Objective = The records below must be duplicated exactly, character for character.

Supplied records =
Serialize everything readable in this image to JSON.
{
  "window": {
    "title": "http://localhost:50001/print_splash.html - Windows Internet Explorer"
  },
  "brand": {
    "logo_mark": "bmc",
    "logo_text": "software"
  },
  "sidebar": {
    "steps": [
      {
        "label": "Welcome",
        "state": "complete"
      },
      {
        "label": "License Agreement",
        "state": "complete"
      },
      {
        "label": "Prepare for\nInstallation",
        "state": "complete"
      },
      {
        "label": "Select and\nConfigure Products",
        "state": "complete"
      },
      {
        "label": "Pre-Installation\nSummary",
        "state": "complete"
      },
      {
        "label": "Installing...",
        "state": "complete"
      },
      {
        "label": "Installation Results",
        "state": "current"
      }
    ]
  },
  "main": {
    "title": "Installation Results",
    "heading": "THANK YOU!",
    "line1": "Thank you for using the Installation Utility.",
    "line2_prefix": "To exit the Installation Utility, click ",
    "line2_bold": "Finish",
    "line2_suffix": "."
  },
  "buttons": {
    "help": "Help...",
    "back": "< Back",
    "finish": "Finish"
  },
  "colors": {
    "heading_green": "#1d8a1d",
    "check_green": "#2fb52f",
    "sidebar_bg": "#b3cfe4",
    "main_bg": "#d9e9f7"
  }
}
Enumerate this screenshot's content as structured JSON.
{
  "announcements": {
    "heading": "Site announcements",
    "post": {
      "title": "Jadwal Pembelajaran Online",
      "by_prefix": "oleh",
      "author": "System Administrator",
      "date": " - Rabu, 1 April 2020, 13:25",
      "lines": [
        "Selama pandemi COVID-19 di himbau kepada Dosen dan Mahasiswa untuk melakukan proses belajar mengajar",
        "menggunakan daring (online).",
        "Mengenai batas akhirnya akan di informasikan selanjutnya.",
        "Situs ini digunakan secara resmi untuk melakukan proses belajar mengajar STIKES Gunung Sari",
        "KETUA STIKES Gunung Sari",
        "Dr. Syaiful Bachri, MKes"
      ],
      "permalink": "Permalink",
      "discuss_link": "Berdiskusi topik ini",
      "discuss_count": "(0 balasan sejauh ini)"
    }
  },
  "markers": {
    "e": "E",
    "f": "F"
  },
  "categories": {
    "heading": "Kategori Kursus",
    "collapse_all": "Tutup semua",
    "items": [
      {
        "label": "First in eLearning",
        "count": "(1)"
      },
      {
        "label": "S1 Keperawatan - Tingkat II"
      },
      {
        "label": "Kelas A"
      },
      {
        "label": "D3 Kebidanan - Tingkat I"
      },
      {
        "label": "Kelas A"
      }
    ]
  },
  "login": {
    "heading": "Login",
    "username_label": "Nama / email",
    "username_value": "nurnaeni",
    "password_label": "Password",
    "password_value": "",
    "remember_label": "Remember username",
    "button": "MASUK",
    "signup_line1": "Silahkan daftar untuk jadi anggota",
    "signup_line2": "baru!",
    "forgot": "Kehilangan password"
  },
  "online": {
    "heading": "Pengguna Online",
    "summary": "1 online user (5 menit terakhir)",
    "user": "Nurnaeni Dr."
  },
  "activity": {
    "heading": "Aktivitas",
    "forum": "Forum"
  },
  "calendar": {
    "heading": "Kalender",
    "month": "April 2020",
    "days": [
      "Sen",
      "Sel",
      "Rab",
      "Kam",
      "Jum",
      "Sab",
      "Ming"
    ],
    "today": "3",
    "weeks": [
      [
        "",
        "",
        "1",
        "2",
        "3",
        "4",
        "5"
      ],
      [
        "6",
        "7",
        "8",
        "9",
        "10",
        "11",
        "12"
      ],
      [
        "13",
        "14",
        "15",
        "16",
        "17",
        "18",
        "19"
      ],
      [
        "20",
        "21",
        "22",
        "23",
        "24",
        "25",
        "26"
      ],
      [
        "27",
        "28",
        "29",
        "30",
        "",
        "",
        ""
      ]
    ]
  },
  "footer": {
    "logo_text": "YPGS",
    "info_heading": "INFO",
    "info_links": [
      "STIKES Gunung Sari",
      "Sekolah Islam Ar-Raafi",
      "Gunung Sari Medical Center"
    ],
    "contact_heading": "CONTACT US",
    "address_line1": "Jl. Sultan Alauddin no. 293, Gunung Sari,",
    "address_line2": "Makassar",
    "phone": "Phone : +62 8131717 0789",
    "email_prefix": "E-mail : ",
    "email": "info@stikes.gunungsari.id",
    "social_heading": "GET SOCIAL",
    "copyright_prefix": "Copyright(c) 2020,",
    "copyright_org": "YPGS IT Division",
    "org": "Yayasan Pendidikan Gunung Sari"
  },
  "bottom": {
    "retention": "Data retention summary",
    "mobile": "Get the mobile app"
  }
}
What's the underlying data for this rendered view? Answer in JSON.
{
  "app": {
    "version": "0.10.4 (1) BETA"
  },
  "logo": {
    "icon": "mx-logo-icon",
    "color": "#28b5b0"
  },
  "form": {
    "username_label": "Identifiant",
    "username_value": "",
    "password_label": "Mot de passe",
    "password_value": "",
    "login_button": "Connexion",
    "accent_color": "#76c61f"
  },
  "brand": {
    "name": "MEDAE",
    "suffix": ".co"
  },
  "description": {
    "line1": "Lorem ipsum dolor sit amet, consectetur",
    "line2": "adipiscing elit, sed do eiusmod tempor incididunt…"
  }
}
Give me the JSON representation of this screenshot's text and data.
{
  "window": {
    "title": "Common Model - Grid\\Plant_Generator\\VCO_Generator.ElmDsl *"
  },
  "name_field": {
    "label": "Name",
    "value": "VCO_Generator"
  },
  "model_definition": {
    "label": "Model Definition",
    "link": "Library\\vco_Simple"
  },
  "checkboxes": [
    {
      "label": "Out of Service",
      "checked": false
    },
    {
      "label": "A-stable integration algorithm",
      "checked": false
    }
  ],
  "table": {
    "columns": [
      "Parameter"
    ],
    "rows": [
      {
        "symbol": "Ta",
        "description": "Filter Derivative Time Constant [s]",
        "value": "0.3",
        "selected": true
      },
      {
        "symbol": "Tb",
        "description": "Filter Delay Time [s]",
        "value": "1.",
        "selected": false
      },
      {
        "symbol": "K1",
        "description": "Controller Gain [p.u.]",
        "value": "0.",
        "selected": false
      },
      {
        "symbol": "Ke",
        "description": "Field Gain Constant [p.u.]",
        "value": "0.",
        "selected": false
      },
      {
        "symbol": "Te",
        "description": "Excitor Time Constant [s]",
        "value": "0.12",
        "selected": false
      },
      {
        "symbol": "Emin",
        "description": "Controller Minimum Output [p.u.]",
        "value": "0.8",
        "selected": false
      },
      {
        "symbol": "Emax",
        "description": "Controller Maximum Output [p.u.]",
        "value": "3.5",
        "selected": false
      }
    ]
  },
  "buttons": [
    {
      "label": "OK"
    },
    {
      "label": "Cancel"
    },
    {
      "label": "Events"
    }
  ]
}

The solution =
Serialize everything readable in this image to JSON.
{
  "window": {
    "title": "http://localhost:50001/print_splash.html - Windows Internet Explorer"
  },
  "brand": {
    "logo_mark": "bmc",
    "logo_text": "software"
  },
  "sidebar": {
    "steps": [
      {
        "label": "Welcome",
        "state": "complete"
      },
      {
        "label": "License Agreement",
        "state": "complete"
      },
      {
        "label": "Prepare for\nInstallation",
        "state": "complete"
      },
      {
        "label": "Select and\nConfigure Products",
        "state": "complete"
      },
      {
        "label": "Pre-Installation\nSummary",
        "state": "complete"
      },
      {
        "label": "Installing...",
        "state": "complete"
      },
      {
        "label": "Installation Results",
        "state": "current"
      }
    ]
  },
  "main": {
    "title": "Installation Results",
    "heading": "THANK YOU!",
    "line1": "Thank you for using the Installation Utility.",
    "line2_prefix": "To exit the Installation Utility, click ",
    "line2_bold": "Finish",
    "line2_suffix": "."
  },
  "buttons": {
    "help": "Help...",
    "back": "< Back",
    "finish": "Finish"
  },
  "colors": {
    "heading_green": "#1d8a1d",
    "check_green": "#2fb52f",
    "sidebar_bg": "#b3cfe4",
    "main_bg": "#d9e9f7"
  }
}
Enumerate this screenshot's content as structured JSON.
{
  "announcements": {
    "heading": "Site announcements",
    "post": {
      "title": "Jadwal Pembelajaran Online",
      "by_prefix": "oleh",
      "author": "System Administrator",
      "date": " - Rabu, 1 April 2020, 13:25",
      "lines": [
        "Selama pandemi COVID-19 di himbau kepada Dosen dan Mahasiswa untuk melakukan proses belajar mengajar",
        "menggunakan daring (online).",
        "Mengenai batas akhirnya akan di informasikan selanjutnya.",
        "Situs ini digunakan secara resmi untuk melakukan proses belajar mengajar STIKES Gunung Sari",
        "KETUA STIKES Gunung Sari",
        "Dr. Syaiful Bachri, MKes"
      ],
      "permalink": "Permalink",
      "discuss_link": "Berdiskusi topik ini",
      "discuss_count": "(0 balasan sejauh ini)"
    }
  },
  "markers": {
    "e": "E",
    "f": "F"
  },
  "categories": {
    "heading": "Kategori Kursus",
    "collapse_all": "Tutup semua",
    "items": [
      {
        "label": "First in eLearning",
        "count": "(1)"
      },
      {
        "label": "S1 Keperawatan - Tingkat II"
      },
      {
        "label": "Kelas A"
      },
      {
        "label": "D3 Kebidanan - Tingkat I"
      },
      {
        "label": "Kelas A"
      }
    ]
  },
  "login": {
    "heading": "Login",
    "username_label": "Nama / email",
    "username_value": "nurnaeni",
    "password_label": "Password",
    "password_value": "",
    "remember_label": "Remember username",
    "button": "MASUK",
    "signup_line1": "Silahkan daftar untuk jadi anggota",
    "signup_line2": "baru!",
    "forgot": "Kehilangan password"
  },
  "online": {
    "heading": "Pengguna Online",
    "summary": "1 online user (5 menit terakhir)",
    "user": "Nurnaeni Dr."
  },
  "activity": {
    "heading": "Aktivitas",
    "forum": "Forum"
  },
  "calendar": {
    "heading": "Kalender",
    "month": "April 2020",
    "days": [
      "Sen",
      "Sel",
      "Rab",
      "Kam",
      "Jum",
      "Sab",
      "Ming"
    ],
    "today": "3",
    "weeks": [
      [
        "",
        "",
        "1",
        "2",
        "3",
        "4",
        "5"
      ],
      [
        "6",
        "7",
        "8",
        "9",
        "10",
        "11",
        "12"
      ],
      [
        "13",
        "14",
        "15",
        "16",
        "17",
        "18",
        "19"
      ],
      [
        "20",
        "21",
        "22",
        "23",
        "24",
        "25",
        "26"
      ],
      [
        "27",
        "28",
        "29",
        "30",
        "",
        "",
        ""
      ]
    ]
  },
  "footer": {
    "logo_text": "YPGS",
    "info_heading": "INFO",
    "info_links": [
      "STIKES Gunung Sari",
      "Sekolah Islam Ar-Raafi",
      "Gunung Sari Medical Center"
    ],
    "contact_heading": "CONTACT US",
    "address_line1": "Jl. Sultan Alauddin no. 293, Gunung Sari,",
    "address_line2": "Makassar",
    "phone": "Phone : +62 8131717 0789",
    "email_prefix": "E-mail : ",
    "email": "info@stikes.gunungsari.id",
    "social_heading": "GET SOCIAL",
    "copyright_prefix": "Copyright(c) 2020,",
    "copyright_org": "YPGS IT Division",
    "org": "Yayasan Pendidikan Gunung Sari"
  },
  "bottom": {
    "retention": "Data retention summary",
    "mobile": "Get the mobile app"
  }
}
What's the underlying data for this rendered view? Answer in JSON.
{
  "app": {
    "version": "0.10.4 (1) BETA"
  },
  "logo": {
    "icon": "mx-logo-icon",
    "color": "#28b5b0"
  },
  "form": {
    "username_label": "Identifiant",
    "username_value": "",
    "password_label": "Mot de passe",
    "password_value": "",
    "login_button": "Connexion",
    "accent_color": "#76c61f"
  },
  "brand": {
    "name": "MEDAE",
    "suffix": ".co"
  },
  "description": {
    "line1": "Lorem ipsum dolor sit amet, consectetur",
    "line2": "adipiscing elit, sed do eiusmod tempor incididunt…"
  }
}
Give me the JSON representation of this screenshot's text and data.
{
  "window": {
    "title": "Common Model - Grid\\Plant_Generator\\VCO_Generator.ElmDsl *"
  },
  "name_field": {
    "label": "Name",
    "value": "VCO_Generator"
  },
  "model_definition": {
    "label": "Model Definition",
    "link": "Library\\vco_Simple"
  },
  "checkboxes": [
    {
      "label": "Out of Service",
      "checked": false
    },
    {
      "label": "A-stable integration algorithm",
      "checked": false
    }
  ],
  "table": {
    "columns": [
      "Parameter"
    ],
    "rows": [
      {
        "symbol": "Ta",
        "description": "Filter Derivative Time Constant [s]",
        "value": "0.3",
        "selected": true
      },
      {
        "symbol": "Tb",
        "description": "Filter Delay Time [s]",
        "value": "1.",
        "selected": false
      },
      {
        "symbol": "K1",
        "description": "Controller Gain [p.u.]",
        "value": "0.",
        "selected": false
      },
      {
        "symbol": "Ke",
        "description": "Field Gain Constant [p.u.]",
        "value": "0.",
        "selected": false
      },
      {
        "symbol": "Te",
        "description": "Excitor Time Constant [s]",
        "value": "0.12",
        "selected": false
      },
      {
        "symbol": "Emin",
        "description": "Controller Minimum Output [p.u.]",
        "value": "0.8",
        "selected": false
      },
      {
        "symbol": "Emax",
        "description": "Controller Maximum Output [p.u.]",
        "value": "3.5",
        "selected": false
      }
    ]
  },
  "buttons": [
    {
      "label": "OK"
    },
    {
      "label": "Cancel"
    },
    {
      "label": "Events"
    }
  ]
}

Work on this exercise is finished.